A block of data
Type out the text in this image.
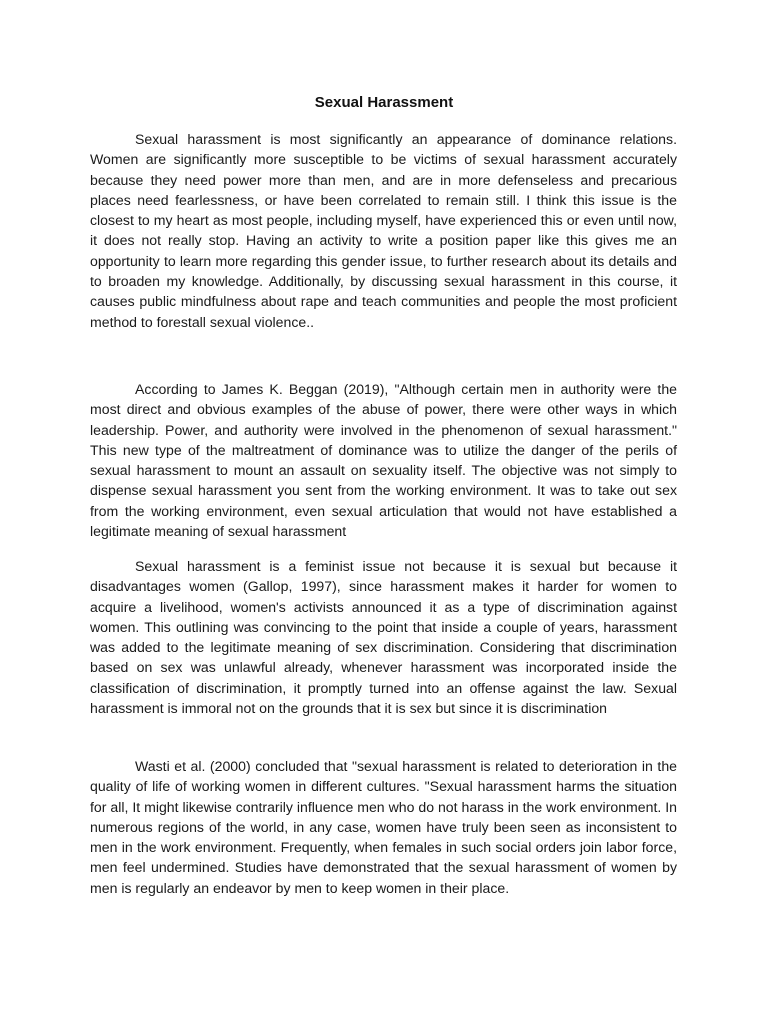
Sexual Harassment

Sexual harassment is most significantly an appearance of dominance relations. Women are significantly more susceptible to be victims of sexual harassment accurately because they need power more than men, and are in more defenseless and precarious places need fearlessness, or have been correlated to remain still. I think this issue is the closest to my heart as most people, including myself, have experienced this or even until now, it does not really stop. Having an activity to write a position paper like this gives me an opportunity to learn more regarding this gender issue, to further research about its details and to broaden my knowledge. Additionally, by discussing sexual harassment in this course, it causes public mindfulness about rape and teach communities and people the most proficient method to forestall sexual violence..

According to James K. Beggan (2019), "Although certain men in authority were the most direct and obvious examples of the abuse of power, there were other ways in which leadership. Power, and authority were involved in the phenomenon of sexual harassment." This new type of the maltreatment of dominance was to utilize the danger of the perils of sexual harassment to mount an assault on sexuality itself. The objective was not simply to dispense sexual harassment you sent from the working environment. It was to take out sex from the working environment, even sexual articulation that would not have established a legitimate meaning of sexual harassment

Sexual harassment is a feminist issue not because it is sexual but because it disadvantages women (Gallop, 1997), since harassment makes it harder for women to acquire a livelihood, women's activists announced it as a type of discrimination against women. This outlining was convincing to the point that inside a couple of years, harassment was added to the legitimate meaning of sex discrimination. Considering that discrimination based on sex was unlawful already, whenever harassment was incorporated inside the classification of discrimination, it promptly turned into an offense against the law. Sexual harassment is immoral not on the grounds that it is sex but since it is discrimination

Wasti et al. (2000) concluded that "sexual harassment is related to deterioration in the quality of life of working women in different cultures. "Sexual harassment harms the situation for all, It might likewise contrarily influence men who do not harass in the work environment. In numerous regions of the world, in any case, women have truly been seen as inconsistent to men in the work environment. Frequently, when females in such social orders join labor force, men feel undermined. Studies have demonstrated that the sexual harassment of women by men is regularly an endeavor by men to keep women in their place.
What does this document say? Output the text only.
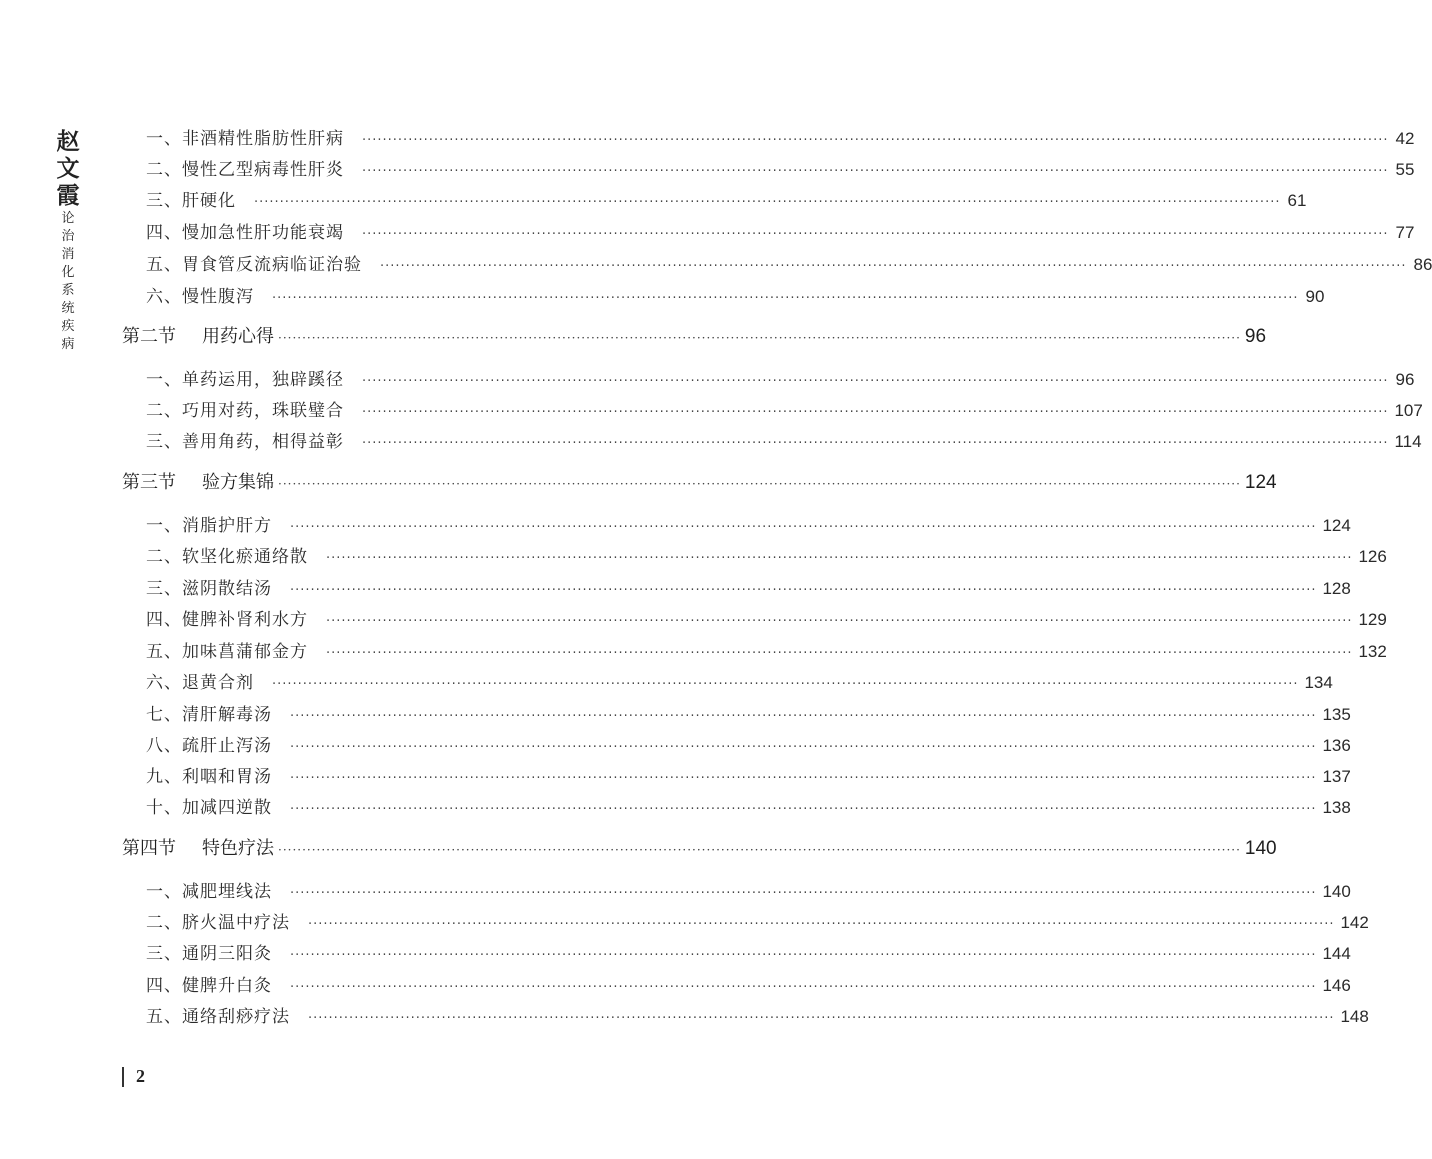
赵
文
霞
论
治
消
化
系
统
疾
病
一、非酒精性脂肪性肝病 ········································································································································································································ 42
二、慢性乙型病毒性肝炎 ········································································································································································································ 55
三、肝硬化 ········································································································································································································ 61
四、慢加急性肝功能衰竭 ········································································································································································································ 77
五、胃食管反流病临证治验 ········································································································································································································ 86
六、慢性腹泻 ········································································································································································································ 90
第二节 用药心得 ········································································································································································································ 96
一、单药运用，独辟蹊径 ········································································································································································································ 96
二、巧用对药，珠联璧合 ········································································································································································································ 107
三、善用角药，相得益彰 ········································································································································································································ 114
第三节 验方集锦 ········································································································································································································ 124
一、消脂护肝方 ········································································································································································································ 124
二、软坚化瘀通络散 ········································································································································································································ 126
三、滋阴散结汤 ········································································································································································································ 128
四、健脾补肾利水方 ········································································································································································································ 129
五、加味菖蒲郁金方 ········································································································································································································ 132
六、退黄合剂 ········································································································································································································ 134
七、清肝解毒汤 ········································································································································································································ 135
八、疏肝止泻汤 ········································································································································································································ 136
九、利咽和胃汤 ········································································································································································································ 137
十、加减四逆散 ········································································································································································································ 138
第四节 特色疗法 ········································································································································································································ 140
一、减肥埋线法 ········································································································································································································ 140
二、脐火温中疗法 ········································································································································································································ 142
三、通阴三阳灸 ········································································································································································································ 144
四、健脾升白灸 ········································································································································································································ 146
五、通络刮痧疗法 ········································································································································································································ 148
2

==

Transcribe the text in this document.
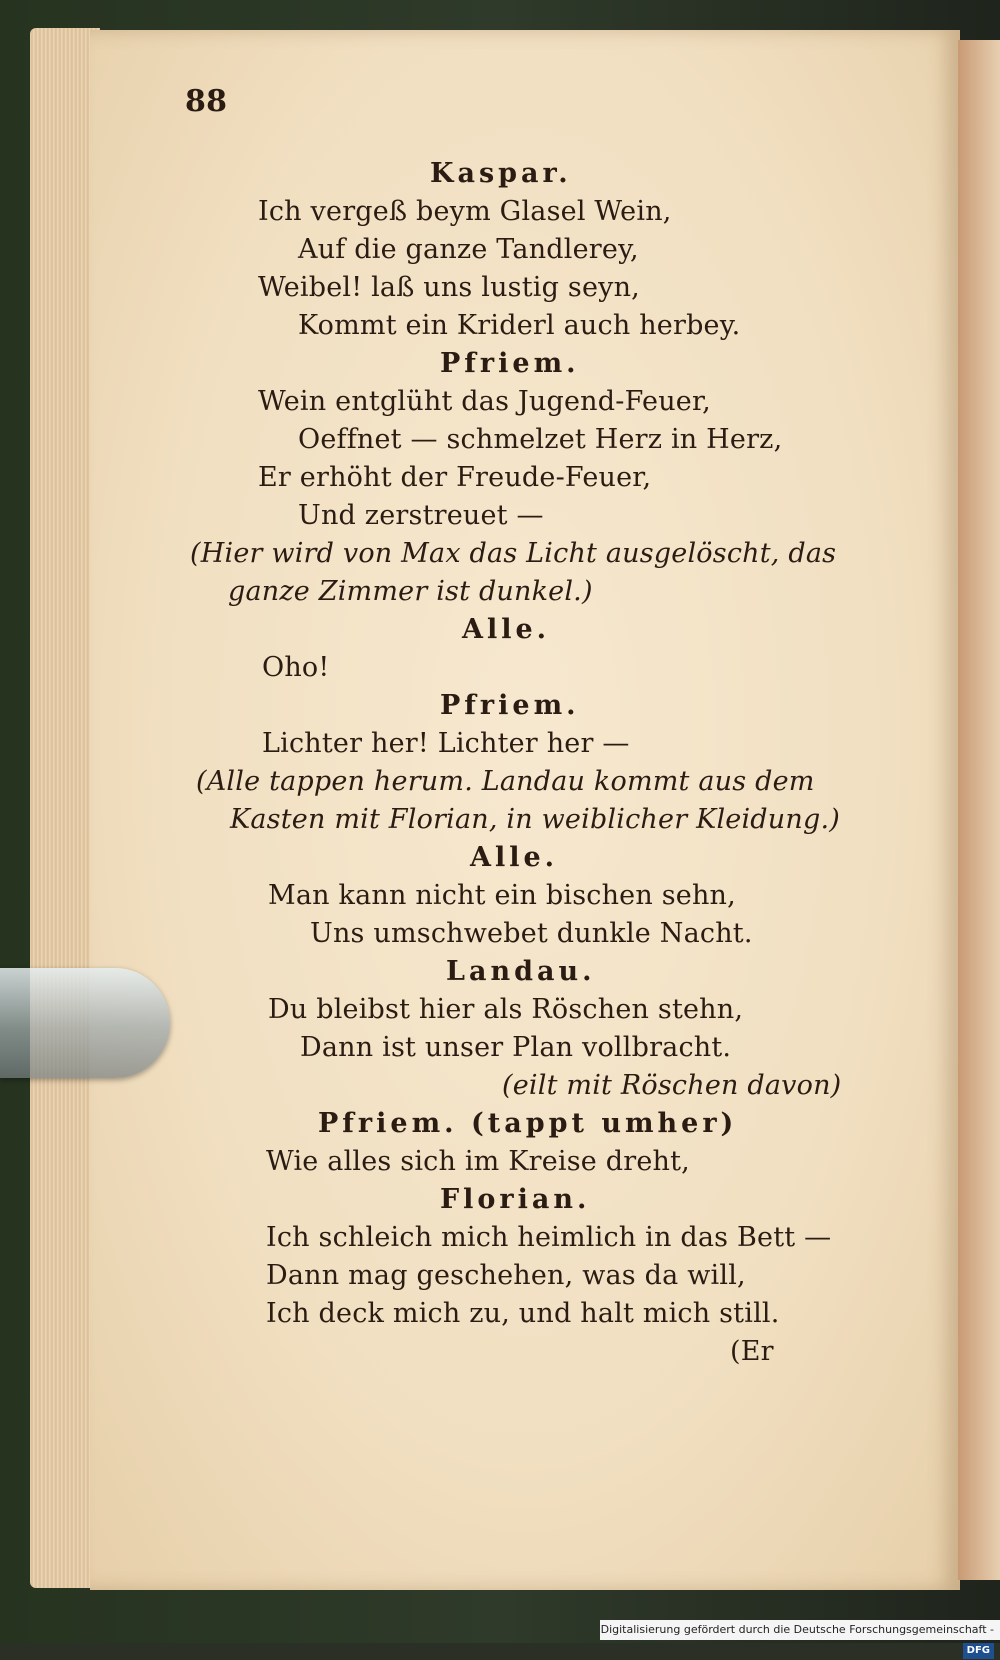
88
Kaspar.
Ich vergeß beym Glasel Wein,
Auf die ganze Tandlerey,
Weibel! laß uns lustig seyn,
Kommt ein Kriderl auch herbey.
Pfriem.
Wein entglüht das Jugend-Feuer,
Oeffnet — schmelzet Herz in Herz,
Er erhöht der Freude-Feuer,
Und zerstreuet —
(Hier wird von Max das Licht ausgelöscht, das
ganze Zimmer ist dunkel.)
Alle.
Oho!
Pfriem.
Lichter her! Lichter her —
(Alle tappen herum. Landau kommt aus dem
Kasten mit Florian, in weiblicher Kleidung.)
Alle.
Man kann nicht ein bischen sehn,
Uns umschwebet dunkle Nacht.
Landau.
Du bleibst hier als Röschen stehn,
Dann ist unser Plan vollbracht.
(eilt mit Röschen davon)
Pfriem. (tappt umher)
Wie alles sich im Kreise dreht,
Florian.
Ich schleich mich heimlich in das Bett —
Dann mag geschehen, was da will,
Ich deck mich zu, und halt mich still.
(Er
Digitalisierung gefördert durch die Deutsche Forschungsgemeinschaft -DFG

---

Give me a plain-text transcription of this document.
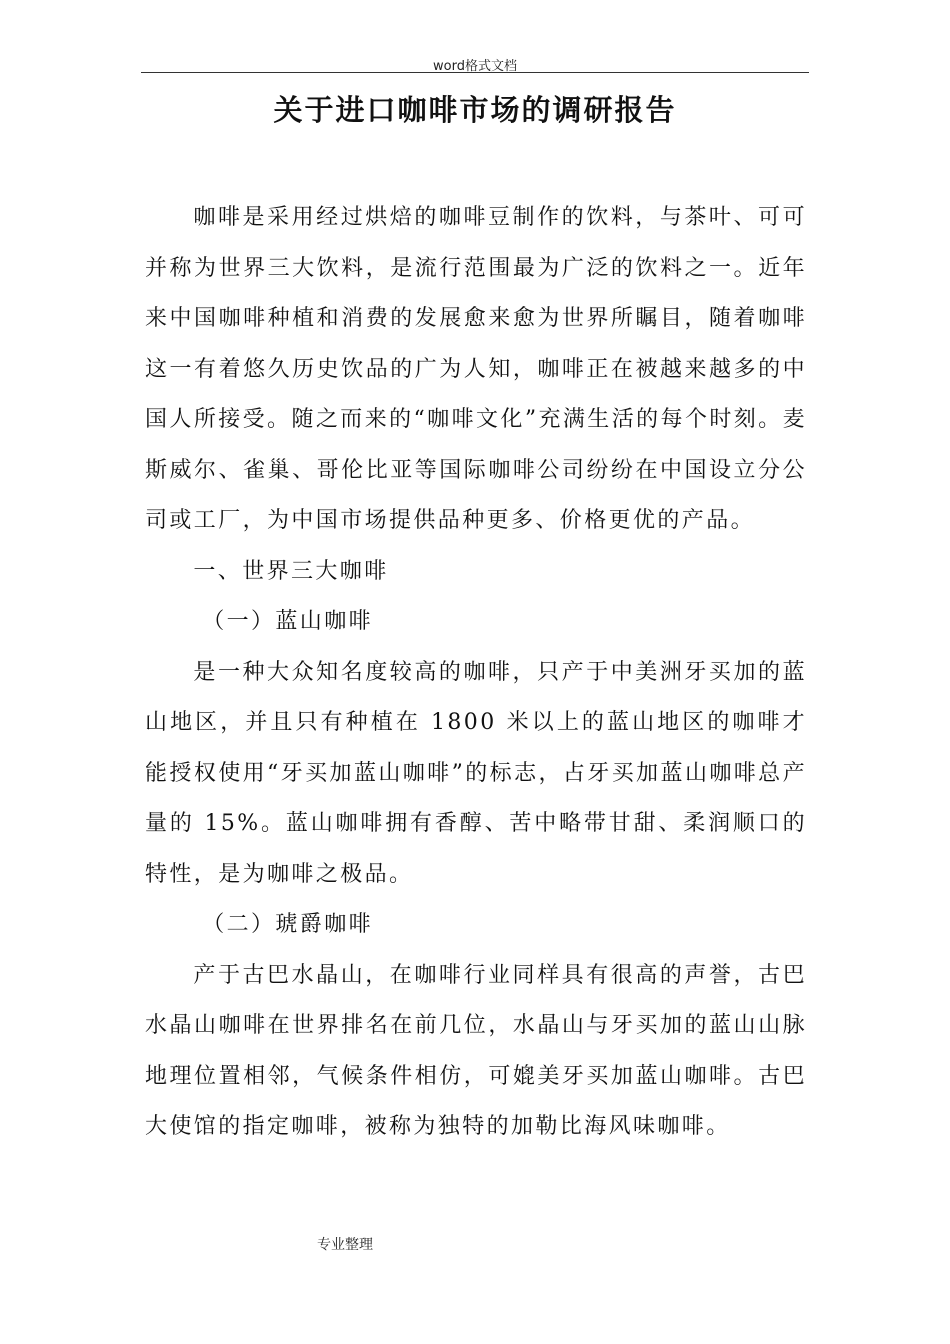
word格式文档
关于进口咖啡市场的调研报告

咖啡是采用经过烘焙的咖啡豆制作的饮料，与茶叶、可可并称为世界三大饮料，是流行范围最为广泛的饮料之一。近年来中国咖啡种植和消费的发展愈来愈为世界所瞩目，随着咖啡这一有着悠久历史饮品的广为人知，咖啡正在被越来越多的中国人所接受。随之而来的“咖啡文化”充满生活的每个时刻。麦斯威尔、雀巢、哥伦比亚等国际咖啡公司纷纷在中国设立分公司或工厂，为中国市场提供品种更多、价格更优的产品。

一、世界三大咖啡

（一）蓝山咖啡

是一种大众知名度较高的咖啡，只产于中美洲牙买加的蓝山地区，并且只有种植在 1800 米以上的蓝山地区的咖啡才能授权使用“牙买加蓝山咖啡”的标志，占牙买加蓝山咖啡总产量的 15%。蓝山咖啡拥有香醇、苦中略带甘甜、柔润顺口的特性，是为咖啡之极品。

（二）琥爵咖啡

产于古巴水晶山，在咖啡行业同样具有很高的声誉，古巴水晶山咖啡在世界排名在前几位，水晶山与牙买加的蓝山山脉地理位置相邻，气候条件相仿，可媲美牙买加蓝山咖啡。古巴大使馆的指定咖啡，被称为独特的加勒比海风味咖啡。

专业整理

TASK TO COMPLETE: Indicate how many lines of the material contain the string "ganze", giving the number and nothing more.

THE REPLY: 2